# [DATA TO PROCESS]

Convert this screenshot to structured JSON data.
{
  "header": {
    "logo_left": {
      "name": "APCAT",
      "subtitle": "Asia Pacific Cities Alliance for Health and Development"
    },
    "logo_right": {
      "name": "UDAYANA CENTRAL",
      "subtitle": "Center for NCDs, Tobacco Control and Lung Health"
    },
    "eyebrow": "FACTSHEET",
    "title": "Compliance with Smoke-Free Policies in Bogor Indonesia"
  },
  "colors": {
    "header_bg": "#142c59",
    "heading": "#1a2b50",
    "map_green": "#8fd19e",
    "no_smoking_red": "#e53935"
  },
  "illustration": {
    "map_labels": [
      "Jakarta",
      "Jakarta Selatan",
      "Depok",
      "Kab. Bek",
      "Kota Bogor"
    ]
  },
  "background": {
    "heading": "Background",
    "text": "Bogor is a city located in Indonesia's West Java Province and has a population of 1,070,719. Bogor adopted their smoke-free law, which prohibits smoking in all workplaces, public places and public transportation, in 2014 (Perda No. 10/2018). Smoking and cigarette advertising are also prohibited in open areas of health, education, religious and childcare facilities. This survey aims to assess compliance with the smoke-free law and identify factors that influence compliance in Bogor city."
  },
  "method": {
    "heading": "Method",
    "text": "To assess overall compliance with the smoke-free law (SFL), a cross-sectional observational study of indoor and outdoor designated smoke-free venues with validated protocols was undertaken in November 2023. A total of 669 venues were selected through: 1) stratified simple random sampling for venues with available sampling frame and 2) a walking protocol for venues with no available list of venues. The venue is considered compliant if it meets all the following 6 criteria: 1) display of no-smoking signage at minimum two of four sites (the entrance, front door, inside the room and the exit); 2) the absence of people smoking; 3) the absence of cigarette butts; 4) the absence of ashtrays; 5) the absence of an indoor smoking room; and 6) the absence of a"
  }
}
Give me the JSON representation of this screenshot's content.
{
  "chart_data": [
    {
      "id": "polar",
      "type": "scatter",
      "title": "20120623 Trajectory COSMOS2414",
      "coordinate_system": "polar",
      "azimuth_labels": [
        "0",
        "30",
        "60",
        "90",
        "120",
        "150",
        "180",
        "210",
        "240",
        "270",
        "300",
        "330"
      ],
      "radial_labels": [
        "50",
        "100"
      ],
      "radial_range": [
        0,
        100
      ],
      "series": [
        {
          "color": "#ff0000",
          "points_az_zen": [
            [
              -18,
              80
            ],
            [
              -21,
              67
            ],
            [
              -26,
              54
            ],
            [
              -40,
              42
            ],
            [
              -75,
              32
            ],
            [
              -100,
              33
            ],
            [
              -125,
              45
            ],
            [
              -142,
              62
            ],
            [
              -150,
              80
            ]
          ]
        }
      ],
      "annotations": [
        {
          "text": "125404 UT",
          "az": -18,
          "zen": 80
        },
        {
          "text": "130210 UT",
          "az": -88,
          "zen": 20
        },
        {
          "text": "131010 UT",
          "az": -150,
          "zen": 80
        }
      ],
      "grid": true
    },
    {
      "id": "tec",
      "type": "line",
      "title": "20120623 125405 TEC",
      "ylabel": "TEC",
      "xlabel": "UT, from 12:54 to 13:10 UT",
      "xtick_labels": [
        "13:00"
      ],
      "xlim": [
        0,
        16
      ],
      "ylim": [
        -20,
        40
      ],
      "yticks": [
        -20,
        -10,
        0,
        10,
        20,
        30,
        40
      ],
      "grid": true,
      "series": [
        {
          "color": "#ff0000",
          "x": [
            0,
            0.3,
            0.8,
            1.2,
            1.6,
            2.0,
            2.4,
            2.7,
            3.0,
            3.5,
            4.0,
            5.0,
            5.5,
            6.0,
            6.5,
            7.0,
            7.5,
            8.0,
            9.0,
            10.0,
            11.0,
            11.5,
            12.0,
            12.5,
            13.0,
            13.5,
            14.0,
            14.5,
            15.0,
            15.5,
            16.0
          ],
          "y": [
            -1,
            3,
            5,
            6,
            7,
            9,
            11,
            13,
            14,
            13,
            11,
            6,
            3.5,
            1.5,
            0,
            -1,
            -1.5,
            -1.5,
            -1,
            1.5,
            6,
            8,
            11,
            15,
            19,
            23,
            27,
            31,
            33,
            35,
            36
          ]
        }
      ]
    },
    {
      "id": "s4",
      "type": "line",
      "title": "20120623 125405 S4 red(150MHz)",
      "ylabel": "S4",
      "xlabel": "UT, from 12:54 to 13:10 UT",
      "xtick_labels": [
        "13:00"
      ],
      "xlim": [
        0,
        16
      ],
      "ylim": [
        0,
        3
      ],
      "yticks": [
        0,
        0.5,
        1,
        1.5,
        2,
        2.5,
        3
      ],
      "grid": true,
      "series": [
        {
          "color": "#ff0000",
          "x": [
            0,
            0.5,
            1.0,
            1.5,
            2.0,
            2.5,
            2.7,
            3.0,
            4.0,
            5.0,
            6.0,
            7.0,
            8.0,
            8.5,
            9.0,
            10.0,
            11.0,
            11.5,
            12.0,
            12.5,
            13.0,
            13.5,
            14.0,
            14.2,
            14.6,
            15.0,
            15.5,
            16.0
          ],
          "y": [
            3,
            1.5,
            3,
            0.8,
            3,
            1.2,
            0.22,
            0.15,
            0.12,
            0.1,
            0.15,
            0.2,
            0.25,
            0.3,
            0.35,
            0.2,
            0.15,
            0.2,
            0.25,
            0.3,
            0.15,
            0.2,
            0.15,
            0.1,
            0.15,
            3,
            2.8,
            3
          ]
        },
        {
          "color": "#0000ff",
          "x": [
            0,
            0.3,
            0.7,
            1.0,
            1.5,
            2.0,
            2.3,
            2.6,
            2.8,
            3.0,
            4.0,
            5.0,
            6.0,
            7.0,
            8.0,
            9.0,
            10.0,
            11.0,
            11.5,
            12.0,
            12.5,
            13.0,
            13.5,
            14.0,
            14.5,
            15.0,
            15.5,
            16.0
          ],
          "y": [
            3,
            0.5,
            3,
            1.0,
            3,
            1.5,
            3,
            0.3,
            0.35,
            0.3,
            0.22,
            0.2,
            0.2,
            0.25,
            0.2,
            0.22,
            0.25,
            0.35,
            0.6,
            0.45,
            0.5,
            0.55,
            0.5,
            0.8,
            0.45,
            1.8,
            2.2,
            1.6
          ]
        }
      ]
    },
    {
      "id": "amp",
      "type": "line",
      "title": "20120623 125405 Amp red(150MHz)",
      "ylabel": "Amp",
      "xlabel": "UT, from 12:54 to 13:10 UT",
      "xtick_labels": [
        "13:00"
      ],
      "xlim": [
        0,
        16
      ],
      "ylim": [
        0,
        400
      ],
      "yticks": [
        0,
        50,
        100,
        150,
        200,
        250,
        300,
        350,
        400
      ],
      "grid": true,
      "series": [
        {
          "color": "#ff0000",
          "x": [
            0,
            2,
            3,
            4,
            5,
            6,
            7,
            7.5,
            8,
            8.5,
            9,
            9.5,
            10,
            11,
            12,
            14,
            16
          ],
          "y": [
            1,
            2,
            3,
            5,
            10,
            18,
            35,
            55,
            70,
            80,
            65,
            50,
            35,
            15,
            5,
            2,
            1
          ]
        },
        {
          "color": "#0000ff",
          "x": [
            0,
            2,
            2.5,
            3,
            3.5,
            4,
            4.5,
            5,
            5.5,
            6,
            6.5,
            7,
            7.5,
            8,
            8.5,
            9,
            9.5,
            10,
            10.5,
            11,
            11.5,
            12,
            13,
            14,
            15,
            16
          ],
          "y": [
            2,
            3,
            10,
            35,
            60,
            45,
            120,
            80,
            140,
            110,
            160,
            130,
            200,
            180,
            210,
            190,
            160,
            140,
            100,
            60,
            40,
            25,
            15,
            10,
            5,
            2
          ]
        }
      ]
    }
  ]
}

# [WHAT YOU WILL DO]
Reproduce the listing in full. Keep it exactly as written.

# [FINISHED ANSWER]
Convert this screenshot to structured JSON data.
{
  "header": {
    "logo_left": {
      "name": "APCAT",
      "subtitle": "Asia Pacific Cities Alliance for Health and Development"
    },
    "logo_right": {
      "name": "UDAYANA CENTRAL",
      "subtitle": "Center for NCDs, Tobacco Control and Lung Health"
    },
    "eyebrow": "FACTSHEET",
    "title": "Compliance with Smoke-Free Policies in Bogor Indonesia"
  },
  "colors": {
    "header_bg": "#142c59",
    "heading": "#1a2b50",
    "map_green": "#8fd19e",
    "no_smoking_red": "#e53935"
  },
  "illustration": {
    "map_labels": [
      "Jakarta",
      "Jakarta Selatan",
      "Depok",
      "Kab. Bek",
      "Kota Bogor"
    ]
  },
  "background": {
    "heading": "Background",
    "text": "Bogor is a city located in Indonesia's West Java Province and has a population of 1,070,719. Bogor adopted their smoke-free law, which prohibits smoking in all workplaces, public places and public transportation, in 2014 (Perda No. 10/2018). Smoking and cigarette advertising are also prohibited in open areas of health, education, religious and childcare facilities. This survey aims to assess compliance with the smoke-free law and identify factors that influence compliance in Bogor city."
  },
  "method": {
    "heading": "Method",
    "text": "To assess overall compliance with the smoke-free law (SFL), a cross-sectional observational study of indoor and outdoor designated smoke-free venues with validated protocols was undertaken in November 2023. A total of 669 venues were selected through: 1) stratified simple random sampling for venues with available sampling frame and 2) a walking protocol for venues with no available list of venues. The venue is considered compliant if it meets all the following 6 criteria: 1) display of no-smoking signage at minimum two of four sites (the entrance, front door, inside the room and the exit); 2) the absence of people smoking; 3) the absence of cigarette butts; 4) the absence of ashtrays; 5) the absence of an indoor smoking room; and 6) the absence of a"
  }
}
Give me the JSON representation of this screenshot's content.
{
  "chart_data": [
    {
      "id": "polar",
      "type": "scatter",
      "title": "20120623 Trajectory COSMOS2414",
      "coordinate_system": "polar",
      "azimuth_labels": [
        "0",
        "30",
        "60",
        "90",
        "120",
        "150",
        "180",
        "210",
        "240",
        "270",
        "300",
        "330"
      ],
      "radial_labels": [
        "50",
        "100"
      ],
      "radial_range": [
        0,
        100
      ],
      "series": [
        {
          "color": "#ff0000",
          "points_az_zen": [
            [
              -18,
              80
            ],
            [
              -21,
              67
            ],
            [
              -26,
              54
            ],
            [
              -40,
              42
            ],
            [
              -75,
              32
            ],
            [
              -100,
              33
            ],
            [
              -125,
              45
            ],
            [
              -142,
              62
            ],
            [
              -150,
              80
            ]
          ]
        }
      ],
      "annotations": [
        {
          "text": "125404 UT",
          "az": -18,
          "zen": 80
        },
        {
          "text": "130210 UT",
          "az": -88,
          "zen": 20
        },
        {
          "text": "131010 UT",
          "az": -150,
          "zen": 80
        }
      ],
      "grid": true
    },
    {
      "id": "tec",
      "type": "line",
      "title": "20120623 125405 TEC",
      "ylabel": "TEC",
      "xlabel": "UT, from 12:54 to 13:10 UT",
      "xtick_labels": [
        "13:00"
      ],
      "xlim": [
        0,
        16
      ],
      "ylim": [
        -20,
        40
      ],
      "yticks": [
        -20,
        -10,
        0,
        10,
        20,
        30,
        40
      ],
      "grid": true,
      "series": [
        {
          "color": "#ff0000",
          "x": [
            0,
            0.3,
            0.8,
            1.2,
            1.6,
            2.0,
            2.4,
            2.7,
            3.0,
            3.5,
            4.0,
            5.0,
            5.5,
            6.0,
            6.5,
            7.0,
            7.5,
            8.0,
            9.0,
            10.0,
            11.0,
            11.5,
            12.0,
            12.5,
            13.0,
            13.5,
            14.0,
            14.5,
            15.0,
            15.5,
            16.0
          ],
          "y": [
            -1,
            3,
            5,
            6,
            7,
            9,
            11,
            13,
            14,
            13,
            11,
            6,
            3.5,
            1.5,
            0,
            -1,
            -1.5,
            -1.5,
            -1,
            1.5,
            6,
            8,
            11,
            15,
            19,
            23,
            27,
            31,
            33,
            35,
            36
          ]
        }
      ]
    },
    {
      "id": "s4",
      "type": "line",
      "title": "20120623 125405 S4 red(150MHz)",
      "ylabel": "S4",
      "xlabel": "UT, from 12:54 to 13:10 UT",
      "xtick_labels": [
        "13:00"
      ],
      "xlim": [
        0,
        16
      ],
      "ylim": [
        0,
        3
      ],
      "yticks": [
        0,
        0.5,
        1,
        1.5,
        2,
        2.5,
        3
      ],
      "grid": true,
      "series": [
        {
          "color": "#ff0000",
          "x": [
            0,
            0.5,
            1.0,
            1.5,
            2.0,
            2.5,
            2.7,
            3.0,
            4.0,
            5.0,
            6.0,
            7.0,
            8.0,
            8.5,
            9.0,
            10.0,
            11.0,
            11.5,
            12.0,
            12.5,
            13.0,
            13.5,
            14.0,
            14.2,
            14.6,
            15.0,
            15.5,
            16.0
          ],
          "y": [
            3,
            1.5,
            3,
            0.8,
            3,
            1.2,
            0.22,
            0.15,
            0.12,
            0.1,
            0.15,
            0.2,
            0.25,
            0.3,
            0.35,
            0.2,
            0.15,
            0.2,
            0.25,
            0.3,
            0.15,
            0.2,
            0.15,
            0.1,
            0.15,
            3,
            2.8,
            3
          ]
        },
        {
          "color": "#0000ff",
          "x": [
            0,
            0.3,
            0.7,
            1.0,
            1.5,
            2.0,
            2.3,
            2.6,
            2.8,
            3.0,
            4.0,
            5.0,
            6.0,
            7.0,
            8.0,
            9.0,
            10.0,
            11.0,
            11.5,
            12.0,
            12.5,
            13.0,
            13.5,
            14.0,
            14.5,
            15.0,
            15.5,
            16.0
          ],
          "y": [
            3,
            0.5,
            3,
            1.0,
            3,
            1.5,
            3,
            0.3,
            0.35,
            0.3,
            0.22,
            0.2,
            0.2,
            0.25,
            0.2,
            0.22,
            0.25,
            0.35,
            0.6,
            0.45,
            0.5,
            0.55,
            0.5,
            0.8,
            0.45,
            1.8,
            2.2,
            1.6
          ]
        }
      ]
    },
    {
      "id": "amp",
      "type": "line",
      "title": "20120623 125405 Amp red(150MHz)",
      "ylabel": "Amp",
      "xlabel": "UT, from 12:54 to 13:10 UT",
      "xtick_labels": [
        "13:00"
      ],
      "xlim": [
        0,
        16
      ],
      "ylim": [
        0,
        400
      ],
      "yticks": [
        0,
        50,
        100,
        150,
        200,
        250,
        300,
        350,
        400
      ],
      "grid": true,
      "series": [
        {
          "color": "#ff0000",
          "x": [
            0,
            2,
            3,
            4,
            5,
            6,
            7,
            7.5,
            8,
            8.5,
            9,
            9.5,
            10,
            11,
            12,
            14,
            16
          ],
          "y": [
            1,
            2,
            3,
            5,
            10,
            18,
            35,
            55,
            70,
            80,
            65,
            50,
            35,
            15,
            5,
            2,
            1
          ]
        },
        {
          "color": "#0000ff",
          "x": [
            0,
            2,
            2.5,
            3,
            3.5,
            4,
            4.5,
            5,
            5.5,
            6,
            6.5,
            7,
            7.5,
            8,
            8.5,
            9,
            9.5,
            10,
            10.5,
            11,
            11.5,
            12,
            13,
            14,
            15,
            16
          ],
          "y": [
            2,
            3,
            10,
            35,
            60,
            45,
            120,
            80,
            140,
            110,
            160,
            130,
            200,
            180,
            210,
            190,
            160,
            140,
            100,
            60,
            40,
            25,
            15,
            10,
            5,
            2
          ]
        }
      ]
    }
  ]
}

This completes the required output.